Please render this sentence from the court opinion on malice and self-defense into Spanish: "The court properly informed the jury that the right to defend one’s self is based on necessity."

== PASSAGE PROVIDED

For the reasons stated, the judgment and sentence of the lower court must be reversed and a new trial ordered. However, since the case must be retried, we shall review the instructions of the court with regard to malice and self-defense.
In a case such as this where the defendant is charged with a felonious homicide and pleaded self-defense, it was proper for the court to instruct the jury on both questions or points of law. The court was correct when it instructed the jury that malice may be inferred from the use of a deadly weapon directly against a vital part of the body. Chisley v. State,202 Md. 87, 105, 95 A.2d 577 (1953), and the cases therein cited; Davis v. State,204 Md. 44, 51, 102 A.2d 816 (1954). That it may be inferred, simply means it is evidence, among other facts, of a specific intent to take life. See Davis v. State, supra, at p. 52.
As to the plea of self-defense, the court fairly covered the elements of that defense of which there was evidence to support the theory. The court properly informed the jury that the right to defend one’s self is based on necessity. It then, in effect, instructed the jury that, in order to justify or excuse the killing of another on the ground of self-defense, it was necessary to establish that the defendant was not the aggressor and did not provoke the conflict; that the defendant believed at the time he was in such immediate danger of losing his own life or suffering serious bodily harm as made it necessary to take the life of the deceased to save himself; that the circumstances were such as to warrant reasonable grounds for such belief in the mind of a man of ordinary reason; that, if the peril of the defendant was imminent, he did not have to retreat but had a right to stand his ground and to defend and protect himself; that an attempted battery may be met by resisting force with force provided no unnecessary violence was used and proper measures were taken to avoid the conflict and escape from shedding blood; and that it was the duty of the defendant to retreat or avoid danger if such means were within his power and consistent with his safety. An instruction that the defendant had a right to arm himself in anticipation of an assault was doubtless omitted by the court because there was no evidence to support the theory. As to the character of the deceased, there was evidence of the disparity in the size and weight of the parties, but there was no evidence of the dangerous character of the deceased other than that the defendant stated he was “scared” of him. Instructions on matters of which there was no evidence would be erroneous. Jones v. State, 182 Md. 653, 662, 35 A.2d 916 (1944), and cases therein cited. The necessity for an instruction depends upon the facts in each particular case. 23 C.J.S., Criminal Law, § 1190. It is incumbent upon the court, however, when requested in a criminal case, to give an advisory instruction on every essential question or point of law supported by the evidence. See Lester v. Commonwealth, 239 Ky. 703, 40 S.W.2d 306 (1931).

====
== AVAILABLE DATA

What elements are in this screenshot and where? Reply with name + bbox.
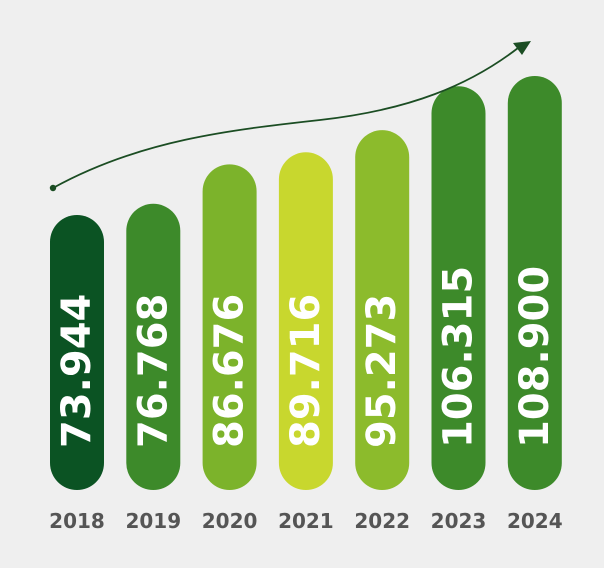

====

## FINAL ANSWER:
El tribunal informó debidamente al jurado de que el derecho a defenderse se basa en la necesidad.